The problem.
Repeat the data verbatim.

Given data.
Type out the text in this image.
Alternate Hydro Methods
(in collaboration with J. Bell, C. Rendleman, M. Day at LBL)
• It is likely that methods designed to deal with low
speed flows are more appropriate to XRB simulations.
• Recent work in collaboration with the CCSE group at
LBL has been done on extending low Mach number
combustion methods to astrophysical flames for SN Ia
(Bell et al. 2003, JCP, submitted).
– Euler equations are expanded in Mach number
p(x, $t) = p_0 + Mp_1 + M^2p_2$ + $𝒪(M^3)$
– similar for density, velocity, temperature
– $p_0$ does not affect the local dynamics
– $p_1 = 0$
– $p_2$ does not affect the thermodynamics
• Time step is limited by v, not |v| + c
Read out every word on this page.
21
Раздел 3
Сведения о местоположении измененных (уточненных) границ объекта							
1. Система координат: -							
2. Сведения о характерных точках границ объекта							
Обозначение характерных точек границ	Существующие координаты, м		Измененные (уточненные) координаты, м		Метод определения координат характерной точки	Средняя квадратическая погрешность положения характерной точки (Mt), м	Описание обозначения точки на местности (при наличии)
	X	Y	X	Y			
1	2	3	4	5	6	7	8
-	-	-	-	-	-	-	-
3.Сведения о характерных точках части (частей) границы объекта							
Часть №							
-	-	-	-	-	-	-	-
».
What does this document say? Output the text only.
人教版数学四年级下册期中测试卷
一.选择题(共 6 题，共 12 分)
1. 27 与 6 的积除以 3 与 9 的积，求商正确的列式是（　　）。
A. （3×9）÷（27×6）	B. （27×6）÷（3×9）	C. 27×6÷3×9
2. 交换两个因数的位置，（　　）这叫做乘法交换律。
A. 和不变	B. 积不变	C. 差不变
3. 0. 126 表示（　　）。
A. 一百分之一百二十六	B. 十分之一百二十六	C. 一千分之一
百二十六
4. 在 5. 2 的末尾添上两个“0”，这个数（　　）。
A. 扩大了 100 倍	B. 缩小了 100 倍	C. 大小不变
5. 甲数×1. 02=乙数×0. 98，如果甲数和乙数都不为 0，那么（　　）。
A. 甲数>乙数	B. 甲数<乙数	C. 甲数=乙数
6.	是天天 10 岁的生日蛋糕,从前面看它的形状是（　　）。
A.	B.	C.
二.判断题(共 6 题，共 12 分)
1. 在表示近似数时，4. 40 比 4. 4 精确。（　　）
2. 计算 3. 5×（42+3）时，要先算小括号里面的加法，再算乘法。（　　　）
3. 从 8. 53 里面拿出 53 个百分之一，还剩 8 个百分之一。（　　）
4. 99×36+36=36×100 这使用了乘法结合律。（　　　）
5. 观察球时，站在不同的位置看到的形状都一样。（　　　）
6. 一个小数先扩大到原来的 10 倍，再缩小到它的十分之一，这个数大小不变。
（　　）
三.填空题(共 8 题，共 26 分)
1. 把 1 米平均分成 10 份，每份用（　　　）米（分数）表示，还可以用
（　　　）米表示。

Answer.
Type out the text in this image.
Alternate Hydro Methods
(in collaboration with J. Bell, C. Rendleman, M. Day at LBL)
• It is likely that methods designed to deal with low
speed flows are more appropriate to XRB simulations.
• Recent work in collaboration with the CCSE group at
LBL has been done on extending low Mach number
combustion methods to astrophysical flames for SN Ia
(Bell et al. 2003, JCP, submitted).
– Euler equations are expanded in Mach number
p(x, $t) = p_0 + Mp_1 + M^2p_2$ + $𝒪(M^3)$
– similar for density, velocity, temperature
– $p_0$ does not affect the local dynamics
– $p_1 = 0$
– $p_2$ does not affect the thermodynamics
• Time step is limited by v, not |v| + c
Read out every word on this page.
21
Раздел 3
Сведения о местоположении измененных (уточненных) границ объекта							
1. Система координат: -							
2. Сведения о характерных точках границ объекта							
Обозначение характерных точек границ	Существующие координаты, м		Измененные (уточненные) координаты, м		Метод определения координат характерной точки	Средняя квадратическая погрешность положения характерной точки (Mt), м	Описание обозначения точки на местности (при наличии)
	X	Y	X	Y			
1	2	3	4	5	6	7	8
-	-	-	-	-	-	-	-
3.Сведения о характерных точках части (частей) границы объекта							
Часть №							
-	-	-	-	-	-	-	-
».
What does this document say? Output the text only.
人教版数学四年级下册期中测试卷
一.选择题(共 6 题，共 12 分)
1. 27 与 6 的积除以 3 与 9 的积，求商正确的列式是（　　）。
A. （3×9）÷（27×6）	B. （27×6）÷（3×9）	C. 27×6÷3×9
2. 交换两个因数的位置，（　　）这叫做乘法交换律。
A. 和不变	B. 积不变	C. 差不变
3. 0. 126 表示（　　）。
A. 一百分之一百二十六	B. 十分之一百二十六	C. 一千分之一
百二十六
4. 在 5. 2 的末尾添上两个“0”，这个数（　　）。
A. 扩大了 100 倍	B. 缩小了 100 倍	C. 大小不变
5. 甲数×1. 02=乙数×0. 98，如果甲数和乙数都不为 0，那么（　　）。
A. 甲数>乙数	B. 甲数<乙数	C. 甲数=乙数
6.	是天天 10 岁的生日蛋糕,从前面看它的形状是（　　）。
A.	B.	C.
二.判断题(共 6 题，共 12 分)
1. 在表示近似数时，4. 40 比 4. 4 精确。（　　）
2. 计算 3. 5×（42+3）时，要先算小括号里面的加法，再算乘法。（　　　）
3. 从 8. 53 里面拿出 53 个百分之一，还剩 8 个百分之一。（　　）
4. 99×36+36=36×100 这使用了乘法结合律。（　　　）
5. 观察球时，站在不同的位置看到的形状都一样。（　　　）
6. 一个小数先扩大到原来的 10 倍，再缩小到它的十分之一，这个数大小不变。
（　　）
三.填空题(共 8 题，共 26 分)
1. 把 1 米平均分成 10 份，每份用（　　　）米（分数）表示，还可以用
（　　　）米表示。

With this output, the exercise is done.